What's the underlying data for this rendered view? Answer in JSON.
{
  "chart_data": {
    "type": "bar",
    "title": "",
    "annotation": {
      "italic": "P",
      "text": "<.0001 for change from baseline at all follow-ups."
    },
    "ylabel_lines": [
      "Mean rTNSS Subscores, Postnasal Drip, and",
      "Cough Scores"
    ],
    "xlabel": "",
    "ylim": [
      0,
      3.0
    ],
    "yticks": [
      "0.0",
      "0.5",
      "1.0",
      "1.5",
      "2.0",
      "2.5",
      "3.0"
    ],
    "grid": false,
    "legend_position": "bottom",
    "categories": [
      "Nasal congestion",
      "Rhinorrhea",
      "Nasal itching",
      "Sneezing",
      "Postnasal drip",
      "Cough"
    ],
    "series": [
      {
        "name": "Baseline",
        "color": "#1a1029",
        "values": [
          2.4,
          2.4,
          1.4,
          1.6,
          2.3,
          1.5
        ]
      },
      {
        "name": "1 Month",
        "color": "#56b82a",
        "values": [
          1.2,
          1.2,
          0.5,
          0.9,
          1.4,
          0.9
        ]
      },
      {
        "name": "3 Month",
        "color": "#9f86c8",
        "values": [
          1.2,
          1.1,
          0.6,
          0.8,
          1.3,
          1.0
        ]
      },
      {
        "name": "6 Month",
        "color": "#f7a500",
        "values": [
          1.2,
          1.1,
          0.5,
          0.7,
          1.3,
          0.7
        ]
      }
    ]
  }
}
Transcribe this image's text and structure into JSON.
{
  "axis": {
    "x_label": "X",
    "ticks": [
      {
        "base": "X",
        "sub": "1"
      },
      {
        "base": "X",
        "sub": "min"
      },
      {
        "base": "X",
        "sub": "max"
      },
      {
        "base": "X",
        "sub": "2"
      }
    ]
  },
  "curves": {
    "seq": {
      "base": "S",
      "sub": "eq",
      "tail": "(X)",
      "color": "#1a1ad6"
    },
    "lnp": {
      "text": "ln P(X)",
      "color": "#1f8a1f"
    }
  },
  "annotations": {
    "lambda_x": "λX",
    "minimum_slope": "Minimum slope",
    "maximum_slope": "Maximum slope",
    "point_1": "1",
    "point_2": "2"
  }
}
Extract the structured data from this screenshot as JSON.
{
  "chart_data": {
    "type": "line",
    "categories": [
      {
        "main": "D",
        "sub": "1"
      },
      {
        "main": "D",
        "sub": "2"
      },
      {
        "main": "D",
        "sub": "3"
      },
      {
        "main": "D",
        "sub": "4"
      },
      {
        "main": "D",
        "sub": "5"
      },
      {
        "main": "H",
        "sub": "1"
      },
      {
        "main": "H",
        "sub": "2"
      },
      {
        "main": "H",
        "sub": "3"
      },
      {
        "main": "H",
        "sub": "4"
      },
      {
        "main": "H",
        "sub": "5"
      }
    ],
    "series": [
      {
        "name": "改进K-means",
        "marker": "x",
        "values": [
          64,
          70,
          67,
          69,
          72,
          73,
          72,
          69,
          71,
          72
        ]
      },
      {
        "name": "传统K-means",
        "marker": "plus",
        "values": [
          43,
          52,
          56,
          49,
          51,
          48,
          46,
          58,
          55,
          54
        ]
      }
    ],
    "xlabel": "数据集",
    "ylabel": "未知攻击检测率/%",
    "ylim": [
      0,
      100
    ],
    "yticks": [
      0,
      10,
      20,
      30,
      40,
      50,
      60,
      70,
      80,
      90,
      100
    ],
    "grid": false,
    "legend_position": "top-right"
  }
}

----------

▸ **Request**:
Extract the full set of entries word for word.

▸ **Final result**:
What's the underlying data for this rendered view? Answer in JSON.
{
  "chart_data": {
    "type": "bar",
    "title": "",
    "annotation": {
      "italic": "P",
      "text": "<.0001 for change from baseline at all follow-ups."
    },
    "ylabel_lines": [
      "Mean rTNSS Subscores, Postnasal Drip, and",
      "Cough Scores"
    ],
    "xlabel": "",
    "ylim": [
      0,
      3.0
    ],
    "yticks": [
      "0.0",
      "0.5",
      "1.0",
      "1.5",
      "2.0",
      "2.5",
      "3.0"
    ],
    "grid": false,
    "legend_position": "bottom",
    "categories": [
      "Nasal congestion",
      "Rhinorrhea",
      "Nasal itching",
      "Sneezing",
      "Postnasal drip",
      "Cough"
    ],
    "series": [
      {
        "name": "Baseline",
        "color": "#1a1029",
        "values": [
          2.4,
          2.4,
          1.4,
          1.6,
          2.3,
          1.5
        ]
      },
      {
        "name": "1 Month",
        "color": "#56b82a",
        "values": [
          1.2,
          1.2,
          0.5,
          0.9,
          1.4,
          0.9
        ]
      },
      {
        "name": "3 Month",
        "color": "#9f86c8",
        "values": [
          1.2,
          1.1,
          0.6,
          0.8,
          1.3,
          1.0
        ]
      },
      {
        "name": "6 Month",
        "color": "#f7a500",
        "values": [
          1.2,
          1.1,
          0.5,
          0.7,
          1.3,
          0.7
        ]
      }
    ]
  }
}
Transcribe this image's text and structure into JSON.
{
  "axis": {
    "x_label": "X",
    "ticks": [
      {
        "base": "X",
        "sub": "1"
      },
      {
        "base": "X",
        "sub": "min"
      },
      {
        "base": "X",
        "sub": "max"
      },
      {
        "base": "X",
        "sub": "2"
      }
    ]
  },
  "curves": {
    "seq": {
      "base": "S",
      "sub": "eq",
      "tail": "(X)",
      "color": "#1a1ad6"
    },
    "lnp": {
      "text": "ln P(X)",
      "color": "#1f8a1f"
    }
  },
  "annotations": {
    "lambda_x": "λX",
    "minimum_slope": "Minimum slope",
    "maximum_slope": "Maximum slope",
    "point_1": "1",
    "point_2": "2"
  }
}
Extract the structured data from this screenshot as JSON.
{
  "chart_data": {
    "type": "line",
    "categories": [
      {
        "main": "D",
        "sub": "1"
      },
      {
        "main": "D",
        "sub": "2"
      },
      {
        "main": "D",
        "sub": "3"
      },
      {
        "main": "D",
        "sub": "4"
      },
      {
        "main": "D",
        "sub": "5"
      },
      {
        "main": "H",
        "sub": "1"
      },
      {
        "main": "H",
        "sub": "2"
      },
      {
        "main": "H",
        "sub": "3"
      },
      {
        "main": "H",
        "sub": "4"
      },
      {
        "main": "H",
        "sub": "5"
      }
    ],
    "series": [
      {
        "name": "改进K-means",
        "marker": "x",
        "values": [
          64,
          70,
          67,
          69,
          72,
          73,
          72,
          69,
          71,
          72
        ]
      },
      {
        "name": "传统K-means",
        "marker": "plus",
        "values": [
          43,
          52,
          56,
          49,
          51,
          48,
          46,
          58,
          55,
          54
        ]
      }
    ],
    "xlabel": "数据集",
    "ylabel": "未知攻击检测率/%",
    "ylim": [
      0,
      100
    ],
    "yticks": [
      0,
      10,
      20,
      30,
      40,
      50,
      60,
      70,
      80,
      90,
      100
    ],
    "grid": false,
    "legend_position": "top-right"
  }
}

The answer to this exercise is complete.